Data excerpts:
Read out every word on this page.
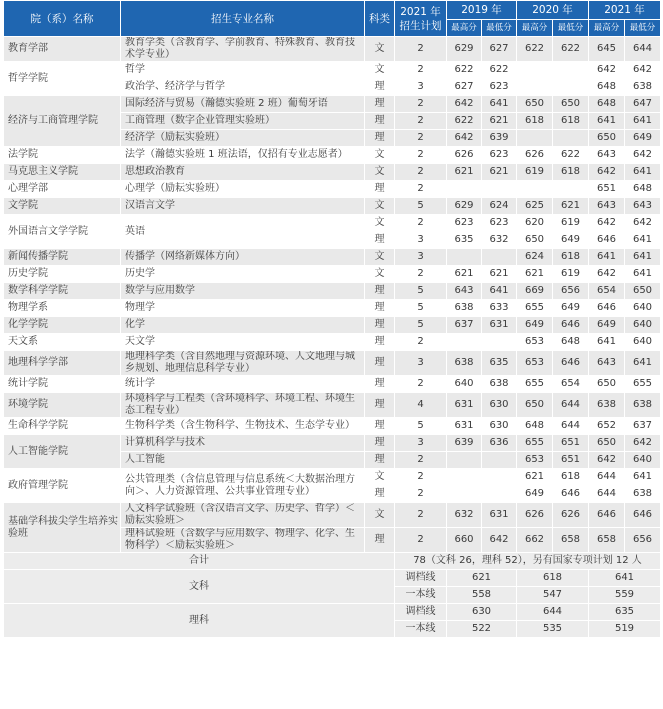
院（系）名称	招生专业名称	科类	2021 年招生计划	2019 年		2020 年		2021 年	
				最高分	最低分	最高分	最低分	最高分	最低分
教育学部	教育学类（含教育学、学前教育、特殊教育、教育技术学专业）	文	2	629	627	622	622	645	644
哲学学院	哲学	文	2	622	622			642	642
	政治学、经济学与哲学	理	3	627	623			648	638
经济与工商管理学院	国际经济与贸易（瀚德实验班 2 班）葡萄牙语	理	2	642	641	650	650	648	647
	工商管理（数字企业管理实验班）	理	2	622	621	618	618	641	641
	经济学（励耘实验班）	理	2	642	639			650	649
法学院	法学（瀚德实验班 1 班法语，仅招有专业志愿者）	文	2	626	623	626	622	643	642
马克思主义学院	思想政治教育	文	2	621	621	619	618	642	641
心理学部	心理学（励耘实验班）	理	2					651	648
文学院	汉语言文学	文	5	629	624	625	621	643	643
外国语言文学学院	英语	文	2	623	623	620	619	642	642
		理	3	635	632	650	649	646	641
新闻传播学院	传播学（网络新媒体方向）	文	3			624	618	641	641
历史学院	历史学	文	2	621	621	621	619	642	641
数学科学学院	数学与应用数学	理	5	643	641	669	656	654	650
物理学系	物理学	理	5	638	633	655	649	646	640
化学学院	化学	理	5	637	631	649	646	649	640
天文系	天文学	理	2			653	648	641	640
地理科学学部	地理科学类（含自然地理与资源环境、人文地理与城乡规划、地理信息科学专业）	理	3	638	635	653	646	643	641
统计学院	统计学	理	2	640	638	655	654	650	655
环境学院	环境科学与工程类（含环境科学、环境工程、环境生态工程专业）	理	4	631	630	650	644	638	638
生命科学学院	生物科学类（含生物科学、生物技术、生态学专业）	理	5	631	630	648	644	652	637
人工智能学院	计算机科学与技术	理	3	639	636	655	651	650	642
	人工智能	理	2			653	651	642	640
政府管理学院	公共管理类（含信息管理与信息系统＜大数据治理方向＞、人力资源管理、公共事业管理专业）	文	2			621	618	644	641
		理	2			649	646	644	638
基础学科拔尖学生培养实验班	人文科学试验班（含汉语言文学、历史学、哲学）＜励耘实验班＞	文	2	632	631	626	626	646	646
	理科试验班（含数学与应用数学、物理学、化学、生物科学）＜励耘实验班＞	理	2	660	642	662	658	658	656
合计			78（文科 26，理科 52），另有国家专项计划 12 人						
文科			调档线	621		618		641	
			一本线	558		547		559	
理科			调档线	630		644		635	
			一本线	522		535		519	
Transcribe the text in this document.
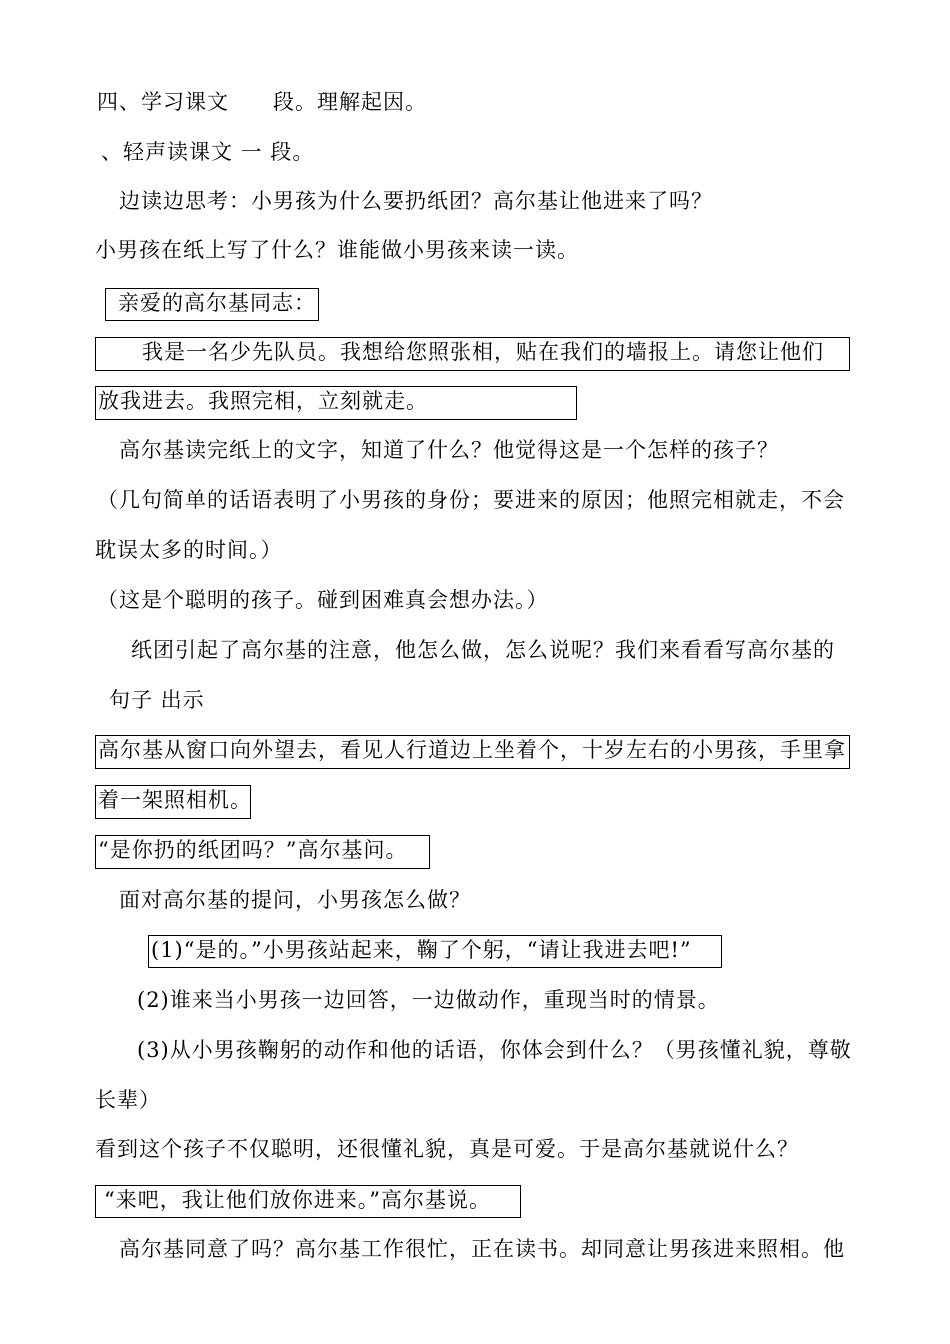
四、学习课文　　段。理解起因。
、轻声读课文 一 段。
边读边思考：小男孩为什么要扔纸团？高尔基让他进来了吗？
小男孩在纸上写了什么？谁能做小男孩来读一读。
亲爱的高尔基同志：
　　我是一名少先队员。我想给您照张相，贴在我们的墙报上。请您让他们
放我进去。我照完相，立刻就走。
高尔基读完纸上的文字，知道了什么？他觉得这是一个怎样的孩子？
（几句简单的话语表明了小男孩的身份；要进来的原因；他照完相就走，不会
耽误太多的时间。）
（这是个聪明的孩子。碰到困难真会想办法。）
纸团引起了高尔基的注意，他怎么做，怎么说呢？我们来看看写高尔基的
句子 出示
高尔基从窗口向外望去，看见人行道边上坐着个，十岁左右的小男孩，手里拿
着一架照相机。
“是你扔的纸团吗？”高尔基问。
面对高尔基的提问，小男孩怎么做？
(1)“是的。”小男孩站起来，鞠了个躬，“请让我进去吧!”
(2)谁来当小男孩一边回答，一边做动作，重现当时的情景。
(3)从小男孩鞠躬的动作和他的话语，你体会到什么？（男孩懂礼貌，尊敬
长辈）
看到这个孩子不仅聪明，还很懂礼貌，真是可爱。于是高尔基就说什么？
“来吧，我让他们放你进来。”高尔基说。
高尔基同意了吗？高尔基工作很忙，正在读书。却同意让男孩进来照相。他
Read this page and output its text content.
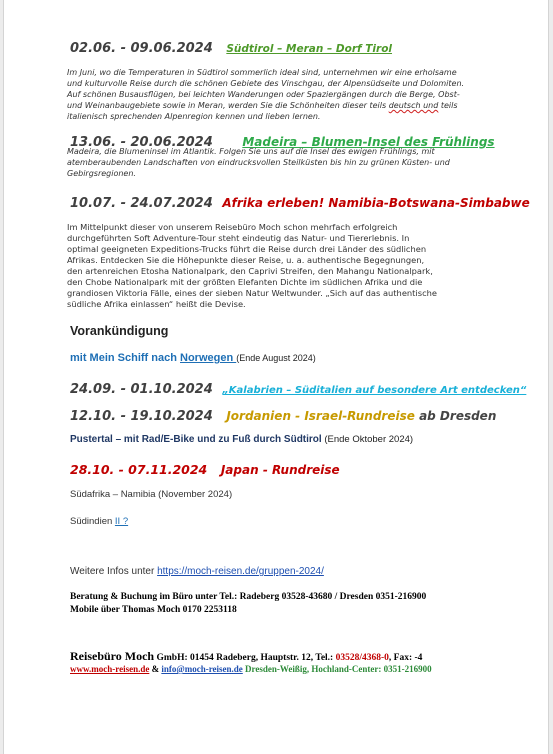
02.06. - 09.06.2024 Südtirol – Meran – Dorf Tirol
Im Juni, wo die Temperaturen in Südtirol sommerlich ideal sind, unternehmen wir eine erholsame
und kulturvolle Reise durch die schönen Gebiete des Vinschgau, der Alpensüdseite und Dolomiten.
Auf schönen Busausflügen, bei leichten Wanderungen oder Spaziergängen durch die Berge, Obst-
und Weinanbaugebiete sowie in Meran, werden Sie die Schönheiten dieser teils deutsch und teils
italienisch sprechenden Alpenregion kennen und lieben lernen.
13.06. - 20.06.2024 Madeira – Blumen-Insel des Frühlings
Madeira, die Blumeninsel im Atlantik. Folgen Sie uns auf die Insel des ewigen Frühlings, mit
atemberaubenden Landschaften von eindrucksvollen Steilküsten bis hin zu grünen Küsten- und
Gebirgsregionen.
10.07. - 24.07.2024 Afrika erleben! Namibia-Botswana-Simbabwe
Im Mittelpunkt dieser von unserem Reisebüro Moch schon mehrfach erfolgreich
durchgeführten Soft Adventure-Tour steht eindeutig das Natur- und Tiererlebnis. In
optimal geeigneten Expeditions-Trucks führt die Reise durch drei Länder des südlichen
Afrikas. Entdecken Sie die Höhepunkte dieser Reise, u. a. authentische Begegnungen,
den artenreichen Etosha Nationalpark, den Caprivi Streifen, den Mahangu Nationalpark,
den Chobe Nationalpark mit der größten Elefanten Dichte im südlichen Afrika und die
grandiosen Viktoria Fälle, eines der sieben Natur Weltwunder. „Sich auf das authentische
südliche Afrika einlassen“ heißt die Devise.
Vorankündigung
mit Mein Schiff nach Norwegen (Ende August 2024)
24.09. - 01.10.2024 „Kalabrien – Süditalien auf besondere Art entdecken“
12.10. - 19.10.2024 Jordanien - Israel-Rundreise ab Dresden
Pustertal – mit Rad/E-Bike und zu Fuß durch Südtirol (Ende Oktober 2024)
28.10. - 07.11.2024 Japan - Rundreise
Südafrika – Namibia (November 2024)
Südindien II ?
Weitere Infos unter https://moch-reisen.de/gruppen-2024/
Beratung & Buchung im Büro unter Tel.: Radeberg 03528-43680 / Dresden 0351-216900
Mobile über Thomas Moch 0170 2253118
Reisebüro Moch GmbH: 01454 Radeberg, Hauptstr. 12, Tel.: 03528/4368-0, Fax: -4
www.moch-reisen.de & info@moch-reisen.de Dresden-Weißig, Hochland-Center: 0351-216900
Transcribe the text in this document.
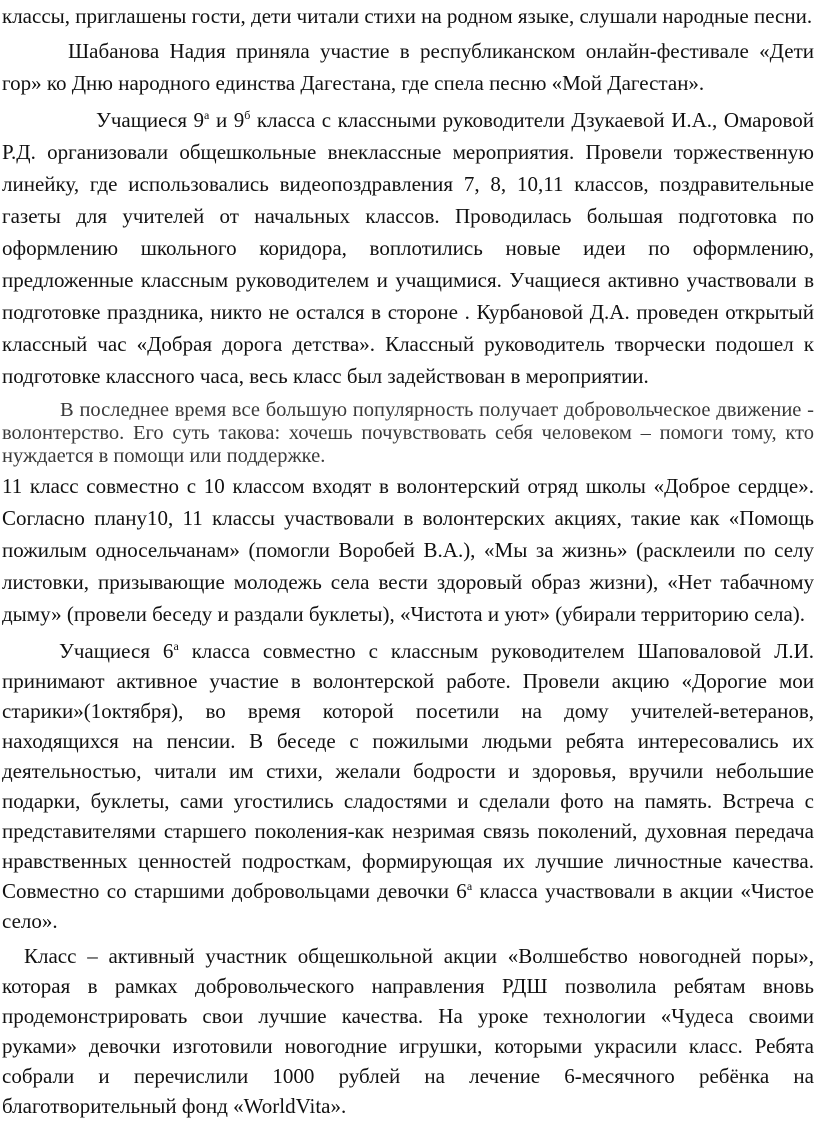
классы, приглашены гости, дети читали стихи на родном языке, слушали народные песни.

Шабанова Надия приняла участие в республиканском онлайн-фестивале «Дети гор» ко Дню народного единства Дагестана, где спела песню «Мой Дагестан».

Учащиеся $9^а$ и $9^б$ класса с классными руководители Дзукаевой И.А., Омаровой Р.Д. организовали общешкольные внеклассные мероприятия. Провели торжественную линейку, где использовались видеопоздравления 7, 8, 10,11 классов, поздравительные газеты для учителей от начальных классов. Проводилась большая подготовка по оформлению школьного коридора, воплотились новые идеи по оформлению, предложенные классным руководителем и учащимися. Учащиеся активно участвовали в подготовке праздника, никто не остался в стороне . Курбановой Д.А. проведен открытый классный час «Добрая дорога детства». Классный руководитель творчески подошел к подготовке классного часа, весь класс был задействован в мероприятии.

В последнее время все большую популярность получает добровольческое движение - волонтерство. Его суть такова: хочешь почувствовать себя человеком – помоги тому, кто нуждается в помощи или поддержке.

11 класс совместно с 10 классом входят в волонтерский отряд школы «Доброе сердце». Согласно плану10, 11 классы участвовали в волонтерских акциях, такие как «Помощь пожилым односельчанам» (помогли Воробей В.А.), «Мы за жизнь» (расклеили по селу листовки, призывающие молодежь села вести здоровый образ жизни), «Нет табачному дыму» (провели беседу и раздали буклеты), «Чистота и уют» (убирали территорию села).

Учащиеся $6^а$ класса совместно с классным руководителем Шаповаловой Л.И. принимают активное участие в волонтерской работе. Провели акцию «Дорогие мои старики»(1октября), во время которой посетили на дому учителей-ветеранов, находящихся на пенсии. В беседе с пожилыми людьми ребята интересовались их деятельностью, читали им стихи, желали бодрости и здоровья, вручили небольшие подарки, буклеты, сами угостились сладостями и сделали фото на память. Встреча с представителями старшего поколения-как незримая связь поколений, духовная передача нравственных ценностей подросткам, формирующая их лучшие личностные качества. Совместно со старшими добровольцами девочки $6^а$ класса участвовали в акции «Чистое село».

Класс – активный участник общешкольной акции «Волшебство новогодней поры», которая в рамках добровольческого направления РДШ позволила ребятам вновь продемонстрировать свои лучшие качества. На уроке технологии «Чудеса своими руками» девочки изготовили новогодние игрушки, которыми украсили класс. Ребята собрали и перечислили 1000 рублей на лечение 6-месячного ребёнка на благотворительный фонд «WorldVita».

▶ [Task] From the data, collect all lines where the string "Natur" appears.

▶ [Solution to this task]
durchgeführten Soft Adventure-Tour steht eindeutig das Natur- und Tiererlebnis. In
grandiosen Viktoria Fälle, eines der sieben Natur Weltwunder. „Sich auf das authentische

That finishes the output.